* START *

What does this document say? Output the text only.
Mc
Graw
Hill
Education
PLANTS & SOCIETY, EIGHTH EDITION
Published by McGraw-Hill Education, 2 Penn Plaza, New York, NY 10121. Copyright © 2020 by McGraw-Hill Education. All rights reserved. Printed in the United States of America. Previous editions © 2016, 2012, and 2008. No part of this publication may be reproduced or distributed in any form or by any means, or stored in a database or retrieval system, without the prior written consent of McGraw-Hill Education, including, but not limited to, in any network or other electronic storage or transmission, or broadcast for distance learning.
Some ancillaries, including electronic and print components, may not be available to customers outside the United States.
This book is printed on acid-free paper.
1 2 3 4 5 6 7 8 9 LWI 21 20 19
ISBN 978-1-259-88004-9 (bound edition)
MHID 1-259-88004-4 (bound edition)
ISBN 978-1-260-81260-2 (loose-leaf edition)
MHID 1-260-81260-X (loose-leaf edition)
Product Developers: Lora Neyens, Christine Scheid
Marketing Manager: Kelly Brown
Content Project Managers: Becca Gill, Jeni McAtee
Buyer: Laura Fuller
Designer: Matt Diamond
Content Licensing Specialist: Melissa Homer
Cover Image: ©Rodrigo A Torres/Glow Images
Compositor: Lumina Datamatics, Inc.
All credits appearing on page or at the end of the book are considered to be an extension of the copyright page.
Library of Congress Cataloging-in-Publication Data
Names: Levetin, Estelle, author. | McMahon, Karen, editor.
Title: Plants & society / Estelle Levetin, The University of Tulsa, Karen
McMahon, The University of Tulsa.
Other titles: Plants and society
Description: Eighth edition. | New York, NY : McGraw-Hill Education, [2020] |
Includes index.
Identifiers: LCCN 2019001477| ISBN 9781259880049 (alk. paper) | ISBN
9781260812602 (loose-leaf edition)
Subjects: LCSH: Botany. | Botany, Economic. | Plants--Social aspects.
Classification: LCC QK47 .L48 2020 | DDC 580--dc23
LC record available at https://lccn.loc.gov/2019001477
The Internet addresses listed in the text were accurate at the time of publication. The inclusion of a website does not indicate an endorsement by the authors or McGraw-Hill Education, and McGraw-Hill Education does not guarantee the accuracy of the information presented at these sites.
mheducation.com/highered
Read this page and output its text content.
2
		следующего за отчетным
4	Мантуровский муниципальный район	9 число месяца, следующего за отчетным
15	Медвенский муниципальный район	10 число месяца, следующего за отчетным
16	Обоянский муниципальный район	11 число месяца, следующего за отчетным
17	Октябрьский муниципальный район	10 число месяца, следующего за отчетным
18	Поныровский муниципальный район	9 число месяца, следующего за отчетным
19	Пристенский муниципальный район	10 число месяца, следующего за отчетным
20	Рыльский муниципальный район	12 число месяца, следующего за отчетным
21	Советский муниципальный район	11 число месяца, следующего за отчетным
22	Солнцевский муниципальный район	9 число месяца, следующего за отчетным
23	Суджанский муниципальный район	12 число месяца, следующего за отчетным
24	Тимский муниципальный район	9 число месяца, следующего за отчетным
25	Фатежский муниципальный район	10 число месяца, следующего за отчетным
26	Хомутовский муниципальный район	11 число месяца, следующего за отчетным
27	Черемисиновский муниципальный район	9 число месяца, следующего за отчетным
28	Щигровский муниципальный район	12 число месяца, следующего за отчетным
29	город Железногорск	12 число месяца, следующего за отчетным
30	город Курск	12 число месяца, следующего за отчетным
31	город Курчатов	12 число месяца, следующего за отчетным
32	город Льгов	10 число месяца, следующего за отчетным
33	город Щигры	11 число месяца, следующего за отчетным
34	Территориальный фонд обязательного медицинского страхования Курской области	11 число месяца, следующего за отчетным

* END *

TASK DESCRIPTION
Find out how many lines in the listing contain the string "does". Give the number alone.

RESPONSE TO THIS EXERCISE
2